**WHAT THIS TASK INVOLVES:** Every line with the word "marker" in it should be extracted from the data that follows.

━━━━━ INFORMATION SUPPLIED

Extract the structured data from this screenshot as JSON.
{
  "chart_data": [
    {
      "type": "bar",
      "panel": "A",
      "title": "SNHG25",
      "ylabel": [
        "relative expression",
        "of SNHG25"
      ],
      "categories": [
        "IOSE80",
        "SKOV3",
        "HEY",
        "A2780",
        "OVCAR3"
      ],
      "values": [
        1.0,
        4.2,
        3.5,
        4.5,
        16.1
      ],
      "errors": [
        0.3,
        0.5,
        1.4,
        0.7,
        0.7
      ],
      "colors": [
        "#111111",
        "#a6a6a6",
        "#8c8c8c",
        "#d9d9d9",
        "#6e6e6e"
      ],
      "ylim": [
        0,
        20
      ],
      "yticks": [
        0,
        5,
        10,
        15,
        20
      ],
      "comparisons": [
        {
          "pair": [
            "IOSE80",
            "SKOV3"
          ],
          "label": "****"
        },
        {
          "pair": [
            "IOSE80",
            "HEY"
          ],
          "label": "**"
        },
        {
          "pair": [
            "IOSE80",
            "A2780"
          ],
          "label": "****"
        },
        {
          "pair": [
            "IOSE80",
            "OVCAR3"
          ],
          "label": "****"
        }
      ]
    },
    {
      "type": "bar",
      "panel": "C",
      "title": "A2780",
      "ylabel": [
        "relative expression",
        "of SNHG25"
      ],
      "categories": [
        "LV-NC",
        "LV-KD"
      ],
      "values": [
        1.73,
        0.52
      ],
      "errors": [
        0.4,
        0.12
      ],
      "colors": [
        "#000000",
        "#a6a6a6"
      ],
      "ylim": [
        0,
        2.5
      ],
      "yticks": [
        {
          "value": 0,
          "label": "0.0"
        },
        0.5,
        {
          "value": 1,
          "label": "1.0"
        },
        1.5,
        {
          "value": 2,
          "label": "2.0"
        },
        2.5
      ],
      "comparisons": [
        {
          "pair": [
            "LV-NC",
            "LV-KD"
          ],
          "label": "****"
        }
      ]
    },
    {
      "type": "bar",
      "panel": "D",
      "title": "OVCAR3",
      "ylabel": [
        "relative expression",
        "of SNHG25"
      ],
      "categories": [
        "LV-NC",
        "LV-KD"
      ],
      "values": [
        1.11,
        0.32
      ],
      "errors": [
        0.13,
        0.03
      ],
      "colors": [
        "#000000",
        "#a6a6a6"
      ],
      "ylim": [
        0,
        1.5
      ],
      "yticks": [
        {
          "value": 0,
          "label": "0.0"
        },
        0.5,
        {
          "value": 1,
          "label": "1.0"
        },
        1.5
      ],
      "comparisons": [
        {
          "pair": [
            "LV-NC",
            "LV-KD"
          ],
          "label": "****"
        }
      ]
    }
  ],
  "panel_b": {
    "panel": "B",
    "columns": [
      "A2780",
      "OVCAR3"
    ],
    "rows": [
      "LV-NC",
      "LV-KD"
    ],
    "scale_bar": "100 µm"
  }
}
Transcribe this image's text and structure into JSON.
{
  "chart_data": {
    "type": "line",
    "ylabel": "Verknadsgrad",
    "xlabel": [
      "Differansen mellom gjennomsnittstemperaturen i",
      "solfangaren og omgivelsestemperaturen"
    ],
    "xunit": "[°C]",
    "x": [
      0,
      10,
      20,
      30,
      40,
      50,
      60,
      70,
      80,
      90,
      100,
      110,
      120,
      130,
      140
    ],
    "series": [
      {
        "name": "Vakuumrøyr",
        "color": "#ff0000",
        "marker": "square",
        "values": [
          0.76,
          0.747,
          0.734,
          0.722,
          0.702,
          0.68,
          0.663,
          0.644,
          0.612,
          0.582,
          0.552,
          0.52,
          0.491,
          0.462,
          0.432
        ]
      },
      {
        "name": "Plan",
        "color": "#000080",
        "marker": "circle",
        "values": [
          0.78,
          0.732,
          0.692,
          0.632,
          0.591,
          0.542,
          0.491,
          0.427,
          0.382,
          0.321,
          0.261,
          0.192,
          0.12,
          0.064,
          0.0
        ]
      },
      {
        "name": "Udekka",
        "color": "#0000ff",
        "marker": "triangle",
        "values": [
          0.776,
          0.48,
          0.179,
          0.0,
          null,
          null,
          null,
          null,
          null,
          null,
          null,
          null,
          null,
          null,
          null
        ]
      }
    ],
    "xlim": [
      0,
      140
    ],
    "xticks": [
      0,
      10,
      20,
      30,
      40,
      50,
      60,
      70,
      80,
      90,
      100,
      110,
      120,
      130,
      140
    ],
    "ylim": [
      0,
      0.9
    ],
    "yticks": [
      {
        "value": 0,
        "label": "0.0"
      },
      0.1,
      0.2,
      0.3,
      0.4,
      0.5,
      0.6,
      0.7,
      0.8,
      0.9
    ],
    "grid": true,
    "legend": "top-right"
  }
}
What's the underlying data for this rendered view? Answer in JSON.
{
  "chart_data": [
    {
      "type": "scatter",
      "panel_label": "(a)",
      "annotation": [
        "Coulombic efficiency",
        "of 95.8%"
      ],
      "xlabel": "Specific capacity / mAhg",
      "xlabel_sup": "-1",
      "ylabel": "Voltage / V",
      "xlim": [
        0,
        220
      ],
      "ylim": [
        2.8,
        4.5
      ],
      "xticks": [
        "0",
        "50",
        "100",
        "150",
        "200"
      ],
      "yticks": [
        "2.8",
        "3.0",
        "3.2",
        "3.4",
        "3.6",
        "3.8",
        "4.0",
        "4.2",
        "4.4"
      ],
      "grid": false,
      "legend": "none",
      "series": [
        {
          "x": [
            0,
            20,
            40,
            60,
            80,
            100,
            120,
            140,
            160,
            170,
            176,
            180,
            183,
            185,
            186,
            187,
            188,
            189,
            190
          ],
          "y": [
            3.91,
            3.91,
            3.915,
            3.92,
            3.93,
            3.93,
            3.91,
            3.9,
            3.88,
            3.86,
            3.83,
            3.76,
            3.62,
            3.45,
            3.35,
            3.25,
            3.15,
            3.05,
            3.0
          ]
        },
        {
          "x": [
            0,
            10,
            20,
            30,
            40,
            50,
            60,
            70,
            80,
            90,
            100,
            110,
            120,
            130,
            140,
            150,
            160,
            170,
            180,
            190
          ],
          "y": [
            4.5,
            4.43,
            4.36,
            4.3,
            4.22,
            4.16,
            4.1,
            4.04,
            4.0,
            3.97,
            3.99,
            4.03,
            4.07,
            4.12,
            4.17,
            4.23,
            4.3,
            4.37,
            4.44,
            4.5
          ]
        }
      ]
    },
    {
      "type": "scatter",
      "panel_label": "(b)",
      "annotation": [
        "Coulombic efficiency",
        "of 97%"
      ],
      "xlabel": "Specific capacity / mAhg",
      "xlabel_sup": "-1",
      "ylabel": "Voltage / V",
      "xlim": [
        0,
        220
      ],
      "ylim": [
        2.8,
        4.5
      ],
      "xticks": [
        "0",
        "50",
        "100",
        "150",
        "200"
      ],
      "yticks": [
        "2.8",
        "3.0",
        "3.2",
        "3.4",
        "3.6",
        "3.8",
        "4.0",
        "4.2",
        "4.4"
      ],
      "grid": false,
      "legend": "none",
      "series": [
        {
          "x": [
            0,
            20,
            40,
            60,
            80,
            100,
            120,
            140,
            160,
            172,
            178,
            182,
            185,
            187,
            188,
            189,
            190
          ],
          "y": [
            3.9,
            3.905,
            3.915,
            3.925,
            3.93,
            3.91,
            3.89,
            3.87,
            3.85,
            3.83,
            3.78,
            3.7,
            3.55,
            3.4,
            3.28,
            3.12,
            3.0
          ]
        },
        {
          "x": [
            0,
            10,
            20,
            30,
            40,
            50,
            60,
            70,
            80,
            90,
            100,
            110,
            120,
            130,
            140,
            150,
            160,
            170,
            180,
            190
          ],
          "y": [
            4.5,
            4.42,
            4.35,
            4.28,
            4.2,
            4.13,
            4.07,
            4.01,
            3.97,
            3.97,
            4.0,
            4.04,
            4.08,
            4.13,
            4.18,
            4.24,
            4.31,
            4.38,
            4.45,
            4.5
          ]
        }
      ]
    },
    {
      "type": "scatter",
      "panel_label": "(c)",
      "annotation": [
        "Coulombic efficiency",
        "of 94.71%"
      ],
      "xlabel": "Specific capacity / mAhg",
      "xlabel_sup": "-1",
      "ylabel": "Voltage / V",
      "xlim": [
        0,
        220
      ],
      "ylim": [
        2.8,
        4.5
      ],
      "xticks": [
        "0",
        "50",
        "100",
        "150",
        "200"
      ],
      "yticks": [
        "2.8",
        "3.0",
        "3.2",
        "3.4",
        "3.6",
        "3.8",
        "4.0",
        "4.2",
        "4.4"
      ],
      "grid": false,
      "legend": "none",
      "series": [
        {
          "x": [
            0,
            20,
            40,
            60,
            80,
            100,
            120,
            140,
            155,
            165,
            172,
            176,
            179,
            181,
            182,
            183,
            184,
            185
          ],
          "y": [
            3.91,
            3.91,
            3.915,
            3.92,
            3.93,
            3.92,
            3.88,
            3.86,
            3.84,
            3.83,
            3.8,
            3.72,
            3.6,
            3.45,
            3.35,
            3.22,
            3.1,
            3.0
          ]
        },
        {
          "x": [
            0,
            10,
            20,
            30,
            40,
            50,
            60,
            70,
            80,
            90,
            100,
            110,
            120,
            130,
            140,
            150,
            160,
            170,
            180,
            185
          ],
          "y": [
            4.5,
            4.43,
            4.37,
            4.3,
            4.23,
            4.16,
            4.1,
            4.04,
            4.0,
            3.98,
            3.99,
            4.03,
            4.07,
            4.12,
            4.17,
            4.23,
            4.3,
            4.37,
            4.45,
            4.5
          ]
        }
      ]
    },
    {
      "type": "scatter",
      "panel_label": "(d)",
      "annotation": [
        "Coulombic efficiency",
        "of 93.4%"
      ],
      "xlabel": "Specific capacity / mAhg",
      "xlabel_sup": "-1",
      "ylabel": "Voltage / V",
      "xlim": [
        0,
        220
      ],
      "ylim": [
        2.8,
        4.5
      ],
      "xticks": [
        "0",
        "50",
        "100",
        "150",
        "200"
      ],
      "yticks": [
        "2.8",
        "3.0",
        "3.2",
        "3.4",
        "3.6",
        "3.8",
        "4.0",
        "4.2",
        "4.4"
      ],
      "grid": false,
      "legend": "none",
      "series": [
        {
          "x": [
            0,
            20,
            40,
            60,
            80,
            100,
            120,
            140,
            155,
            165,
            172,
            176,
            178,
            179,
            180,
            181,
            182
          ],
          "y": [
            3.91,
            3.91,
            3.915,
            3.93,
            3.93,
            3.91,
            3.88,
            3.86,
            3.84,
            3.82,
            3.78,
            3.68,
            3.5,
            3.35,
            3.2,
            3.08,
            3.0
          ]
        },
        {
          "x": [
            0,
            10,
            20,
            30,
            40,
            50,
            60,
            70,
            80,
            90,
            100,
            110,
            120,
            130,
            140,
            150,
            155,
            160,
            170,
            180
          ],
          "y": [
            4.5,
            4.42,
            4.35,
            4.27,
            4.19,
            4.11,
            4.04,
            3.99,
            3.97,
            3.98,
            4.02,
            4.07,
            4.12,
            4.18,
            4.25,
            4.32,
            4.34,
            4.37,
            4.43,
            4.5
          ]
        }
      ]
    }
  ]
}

━━━━━━━━━━

**COMPLETE ANSWER:**
        "marker": "square",
        "marker": "circle",
        "marker": "triangle",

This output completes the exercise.